» Set task:
Pull every line that holds the word "JSON" from the entries.

Stored data entries:

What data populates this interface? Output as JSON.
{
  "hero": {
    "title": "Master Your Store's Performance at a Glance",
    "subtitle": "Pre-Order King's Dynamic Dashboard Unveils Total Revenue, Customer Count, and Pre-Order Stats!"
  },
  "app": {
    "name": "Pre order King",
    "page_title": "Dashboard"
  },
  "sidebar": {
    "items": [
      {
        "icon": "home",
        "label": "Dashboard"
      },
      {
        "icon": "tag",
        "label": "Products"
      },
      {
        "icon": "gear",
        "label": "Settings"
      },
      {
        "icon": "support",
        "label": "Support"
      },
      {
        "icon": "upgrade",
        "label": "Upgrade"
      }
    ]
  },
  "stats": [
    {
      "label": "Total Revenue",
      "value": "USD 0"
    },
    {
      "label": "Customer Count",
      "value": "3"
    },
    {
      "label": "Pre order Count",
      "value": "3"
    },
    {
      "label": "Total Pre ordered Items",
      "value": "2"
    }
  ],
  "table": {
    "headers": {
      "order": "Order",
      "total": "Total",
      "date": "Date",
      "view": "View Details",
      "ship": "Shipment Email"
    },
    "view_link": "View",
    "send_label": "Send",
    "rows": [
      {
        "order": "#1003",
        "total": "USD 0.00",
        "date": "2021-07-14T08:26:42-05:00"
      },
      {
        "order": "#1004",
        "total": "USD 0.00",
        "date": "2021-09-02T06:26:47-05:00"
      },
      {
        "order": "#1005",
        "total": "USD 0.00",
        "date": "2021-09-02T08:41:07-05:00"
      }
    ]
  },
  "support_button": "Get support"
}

==

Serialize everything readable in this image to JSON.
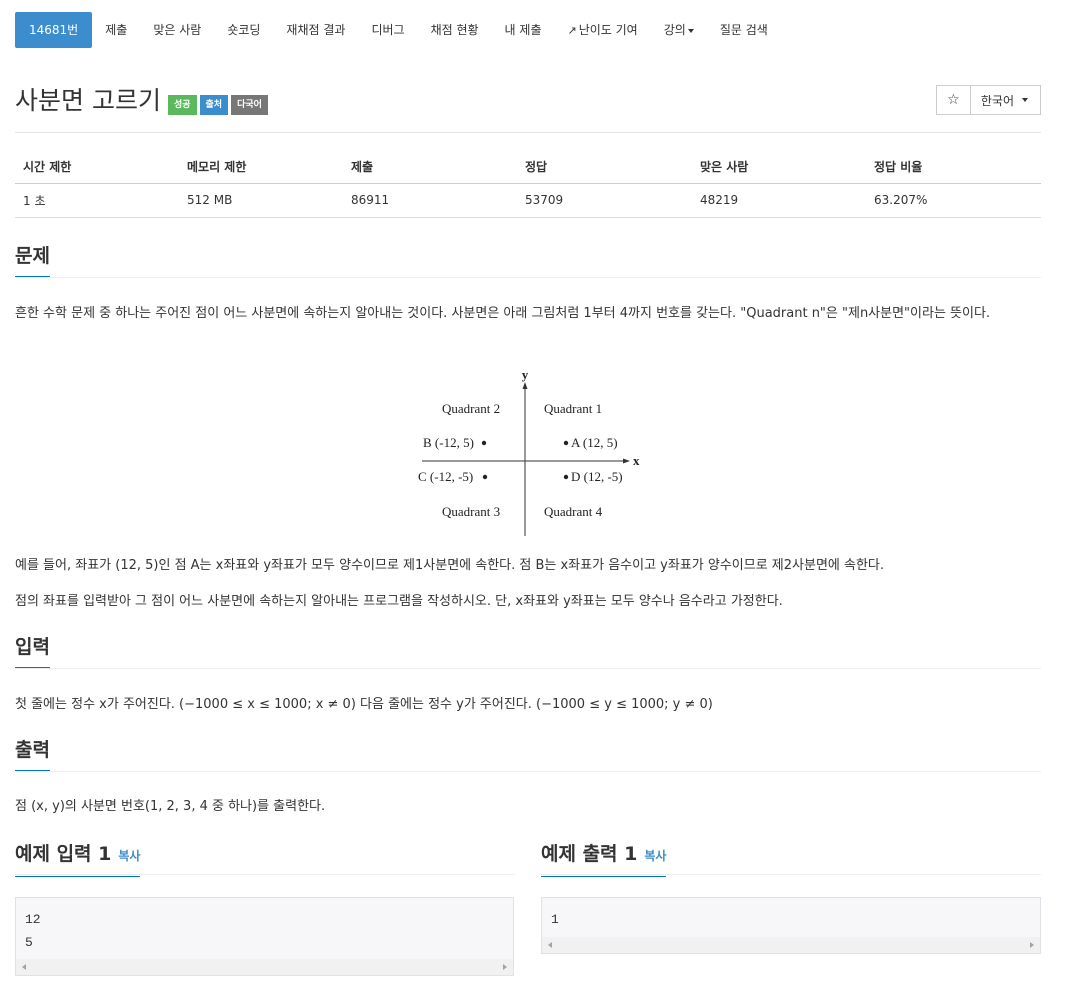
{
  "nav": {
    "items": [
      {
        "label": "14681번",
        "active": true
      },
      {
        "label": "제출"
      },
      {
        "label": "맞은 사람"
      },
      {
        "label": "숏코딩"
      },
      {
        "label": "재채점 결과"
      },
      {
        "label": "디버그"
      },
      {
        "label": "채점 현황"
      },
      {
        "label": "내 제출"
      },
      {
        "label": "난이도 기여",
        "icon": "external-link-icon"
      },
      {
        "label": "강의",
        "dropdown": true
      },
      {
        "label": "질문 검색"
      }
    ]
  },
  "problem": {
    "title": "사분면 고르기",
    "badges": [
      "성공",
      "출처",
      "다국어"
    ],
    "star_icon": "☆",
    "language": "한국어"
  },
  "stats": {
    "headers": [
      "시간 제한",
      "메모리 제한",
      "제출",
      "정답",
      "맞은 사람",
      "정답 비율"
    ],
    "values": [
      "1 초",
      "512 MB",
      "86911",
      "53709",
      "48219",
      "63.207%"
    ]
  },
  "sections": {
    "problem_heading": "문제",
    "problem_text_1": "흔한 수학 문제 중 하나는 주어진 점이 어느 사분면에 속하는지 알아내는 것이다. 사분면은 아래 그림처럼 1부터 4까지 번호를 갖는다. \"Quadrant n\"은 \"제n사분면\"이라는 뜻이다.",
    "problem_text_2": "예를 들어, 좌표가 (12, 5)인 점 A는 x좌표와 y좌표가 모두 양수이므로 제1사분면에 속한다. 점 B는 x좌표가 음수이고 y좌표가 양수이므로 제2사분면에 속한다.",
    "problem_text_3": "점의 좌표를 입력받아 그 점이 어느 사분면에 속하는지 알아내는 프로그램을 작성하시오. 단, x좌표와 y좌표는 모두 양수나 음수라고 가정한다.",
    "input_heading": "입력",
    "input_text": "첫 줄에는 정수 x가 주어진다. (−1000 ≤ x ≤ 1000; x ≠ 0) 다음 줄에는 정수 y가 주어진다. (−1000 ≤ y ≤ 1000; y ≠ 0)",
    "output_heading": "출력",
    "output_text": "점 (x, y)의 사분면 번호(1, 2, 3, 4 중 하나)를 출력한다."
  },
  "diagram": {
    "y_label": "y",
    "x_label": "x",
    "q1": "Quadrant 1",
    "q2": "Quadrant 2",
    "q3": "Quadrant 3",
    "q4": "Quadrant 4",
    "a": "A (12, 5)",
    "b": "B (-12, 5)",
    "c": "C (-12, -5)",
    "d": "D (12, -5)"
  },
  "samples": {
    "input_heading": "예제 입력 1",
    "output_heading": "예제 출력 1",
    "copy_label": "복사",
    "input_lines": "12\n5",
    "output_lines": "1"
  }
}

---

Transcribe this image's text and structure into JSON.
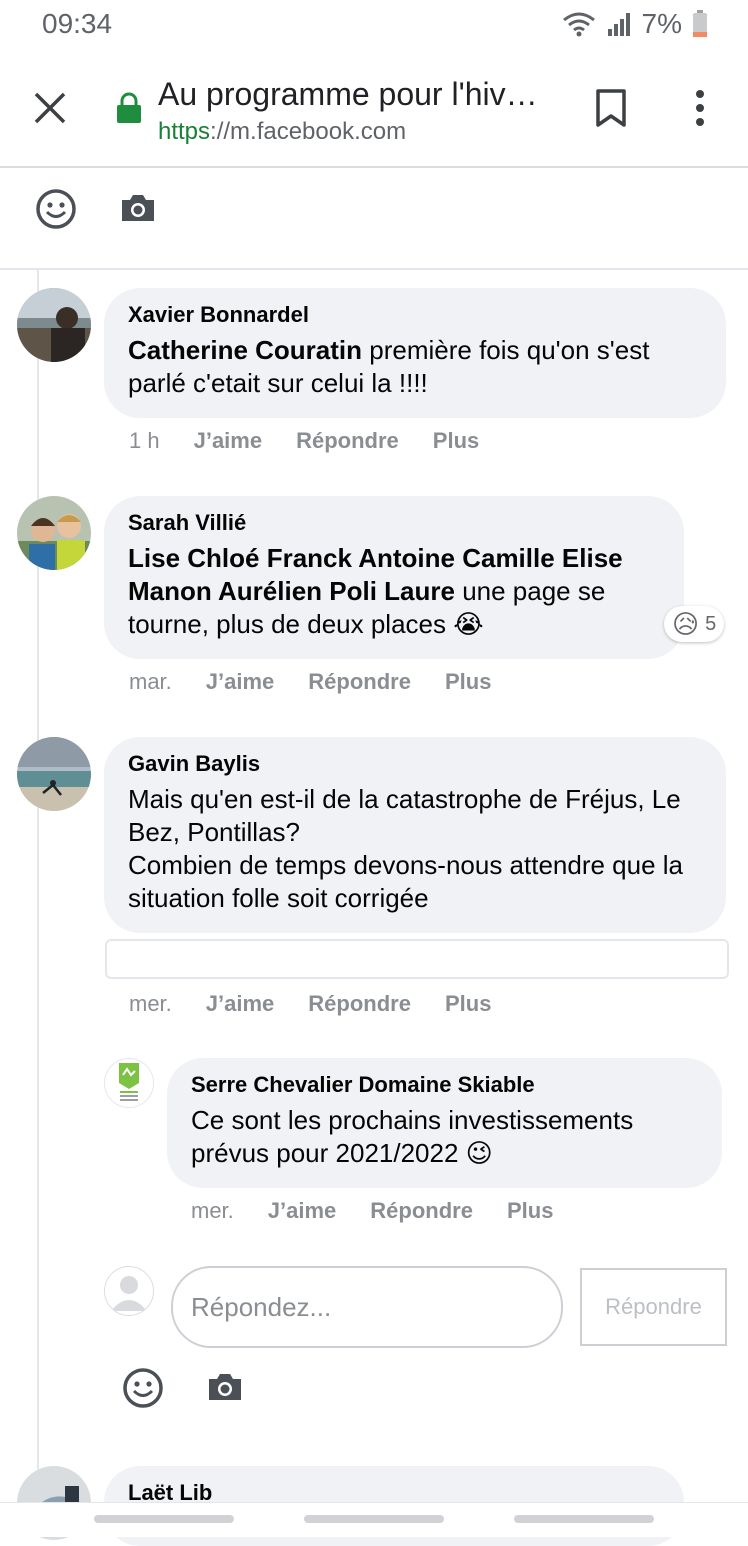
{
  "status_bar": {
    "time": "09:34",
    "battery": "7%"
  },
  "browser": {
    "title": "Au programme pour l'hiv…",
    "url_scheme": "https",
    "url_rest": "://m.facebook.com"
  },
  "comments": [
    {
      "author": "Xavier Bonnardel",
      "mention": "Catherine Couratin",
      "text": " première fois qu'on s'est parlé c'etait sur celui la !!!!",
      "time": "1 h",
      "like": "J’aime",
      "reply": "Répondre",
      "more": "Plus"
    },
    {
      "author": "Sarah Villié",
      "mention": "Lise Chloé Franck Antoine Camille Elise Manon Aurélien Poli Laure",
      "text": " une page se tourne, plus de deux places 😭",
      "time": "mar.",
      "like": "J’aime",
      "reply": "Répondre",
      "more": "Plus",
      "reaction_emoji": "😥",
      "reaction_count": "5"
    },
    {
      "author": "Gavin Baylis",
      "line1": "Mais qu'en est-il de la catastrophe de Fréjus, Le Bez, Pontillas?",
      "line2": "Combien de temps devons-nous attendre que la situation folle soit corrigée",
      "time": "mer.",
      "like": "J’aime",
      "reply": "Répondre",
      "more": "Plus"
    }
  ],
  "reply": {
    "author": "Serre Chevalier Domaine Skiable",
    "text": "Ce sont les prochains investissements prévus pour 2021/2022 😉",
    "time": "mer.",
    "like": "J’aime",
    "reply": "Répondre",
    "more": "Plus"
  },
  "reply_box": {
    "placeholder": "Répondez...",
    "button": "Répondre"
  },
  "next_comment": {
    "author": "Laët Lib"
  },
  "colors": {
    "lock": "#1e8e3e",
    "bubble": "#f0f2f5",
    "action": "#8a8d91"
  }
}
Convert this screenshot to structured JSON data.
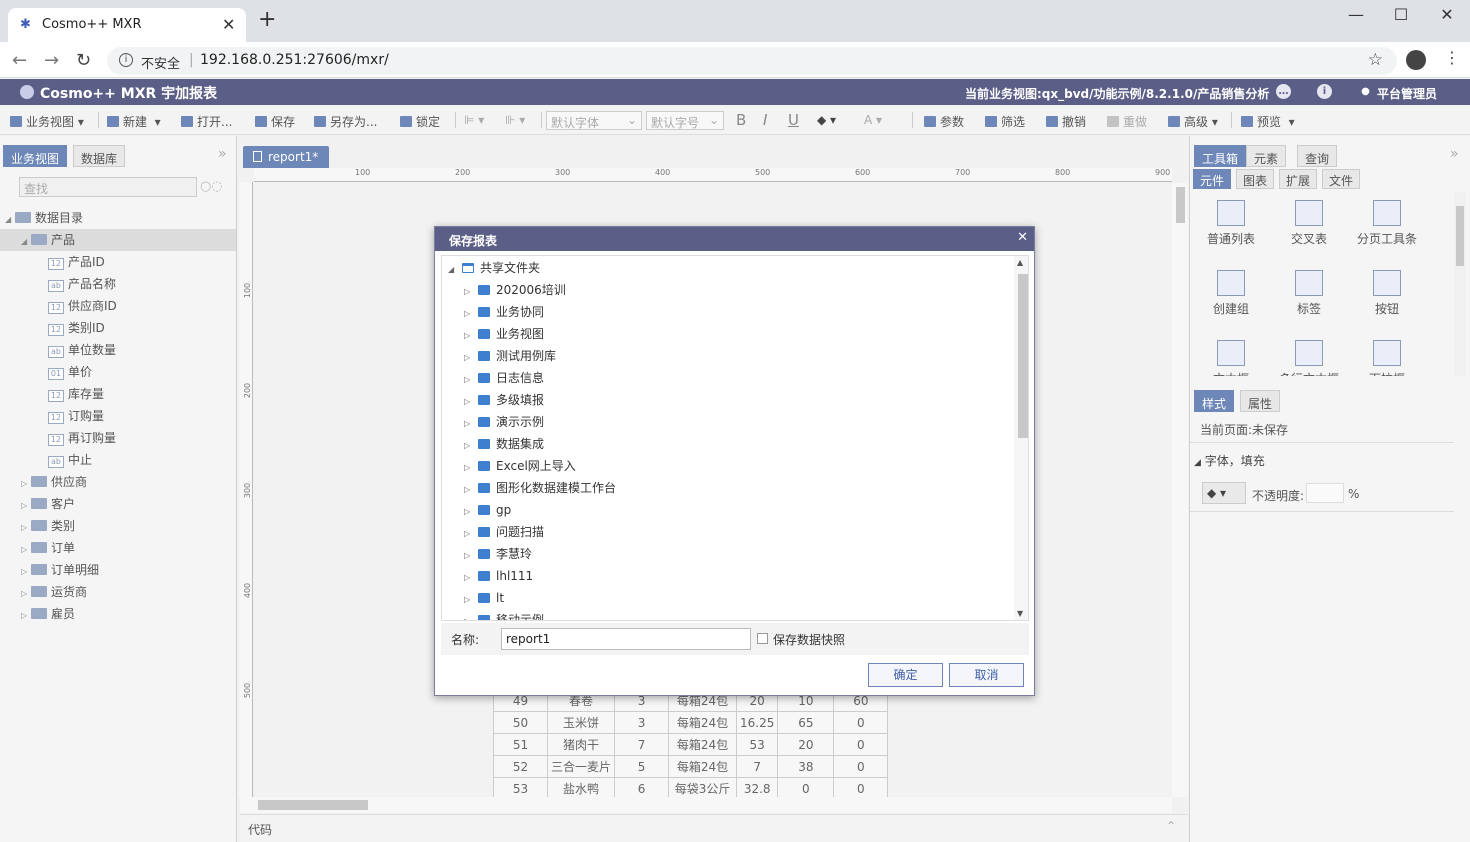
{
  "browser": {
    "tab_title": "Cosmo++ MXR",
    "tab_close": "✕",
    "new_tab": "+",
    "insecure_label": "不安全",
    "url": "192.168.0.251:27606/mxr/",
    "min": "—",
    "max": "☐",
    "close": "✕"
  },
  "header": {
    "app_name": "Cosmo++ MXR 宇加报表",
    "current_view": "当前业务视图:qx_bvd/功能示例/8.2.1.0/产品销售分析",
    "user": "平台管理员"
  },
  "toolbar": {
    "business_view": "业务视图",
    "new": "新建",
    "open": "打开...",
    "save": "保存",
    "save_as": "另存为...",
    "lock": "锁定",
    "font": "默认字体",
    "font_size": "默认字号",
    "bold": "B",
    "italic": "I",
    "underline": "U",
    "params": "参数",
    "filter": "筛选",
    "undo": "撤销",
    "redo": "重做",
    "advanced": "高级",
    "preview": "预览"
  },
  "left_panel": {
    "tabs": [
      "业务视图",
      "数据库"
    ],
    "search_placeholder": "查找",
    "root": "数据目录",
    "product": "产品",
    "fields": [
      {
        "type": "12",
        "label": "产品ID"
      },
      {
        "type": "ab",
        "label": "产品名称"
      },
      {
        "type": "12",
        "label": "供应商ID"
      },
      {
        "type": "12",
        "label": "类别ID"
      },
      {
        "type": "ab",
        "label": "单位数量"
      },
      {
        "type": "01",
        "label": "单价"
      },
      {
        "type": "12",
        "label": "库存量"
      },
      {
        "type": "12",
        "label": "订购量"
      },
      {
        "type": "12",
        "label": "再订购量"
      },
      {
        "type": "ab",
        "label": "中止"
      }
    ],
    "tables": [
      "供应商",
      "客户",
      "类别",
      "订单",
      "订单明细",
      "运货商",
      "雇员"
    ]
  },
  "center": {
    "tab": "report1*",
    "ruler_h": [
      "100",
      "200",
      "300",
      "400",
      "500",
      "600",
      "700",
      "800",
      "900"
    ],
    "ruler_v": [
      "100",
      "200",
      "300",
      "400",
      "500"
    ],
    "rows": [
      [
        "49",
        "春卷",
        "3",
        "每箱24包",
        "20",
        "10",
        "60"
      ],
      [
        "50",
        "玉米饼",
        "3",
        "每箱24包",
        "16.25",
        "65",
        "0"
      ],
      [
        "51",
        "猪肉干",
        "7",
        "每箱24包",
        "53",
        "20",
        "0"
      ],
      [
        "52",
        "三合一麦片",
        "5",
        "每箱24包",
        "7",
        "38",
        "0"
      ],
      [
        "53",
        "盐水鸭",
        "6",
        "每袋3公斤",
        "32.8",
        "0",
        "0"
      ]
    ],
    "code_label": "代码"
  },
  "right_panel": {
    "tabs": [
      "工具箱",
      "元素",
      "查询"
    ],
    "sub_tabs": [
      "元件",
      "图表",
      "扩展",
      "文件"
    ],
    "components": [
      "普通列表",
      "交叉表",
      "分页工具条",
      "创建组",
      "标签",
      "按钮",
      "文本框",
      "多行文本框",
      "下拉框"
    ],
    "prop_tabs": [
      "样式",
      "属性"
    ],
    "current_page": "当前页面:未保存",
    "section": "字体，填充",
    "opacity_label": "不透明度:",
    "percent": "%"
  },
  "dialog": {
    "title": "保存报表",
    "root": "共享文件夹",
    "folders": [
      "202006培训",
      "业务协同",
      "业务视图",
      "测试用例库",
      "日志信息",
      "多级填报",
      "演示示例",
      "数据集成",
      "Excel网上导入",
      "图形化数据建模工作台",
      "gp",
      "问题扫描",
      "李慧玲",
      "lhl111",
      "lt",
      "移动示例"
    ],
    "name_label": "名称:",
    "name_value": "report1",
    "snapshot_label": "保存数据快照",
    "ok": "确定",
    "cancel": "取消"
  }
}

» Solution to the problem:
What data populates this interface? Output as JSON.
Serialize everything readable in this image to JSON.
Transcribe this image's text and structure into JSON.
Convert this screenshot to structured JSON data.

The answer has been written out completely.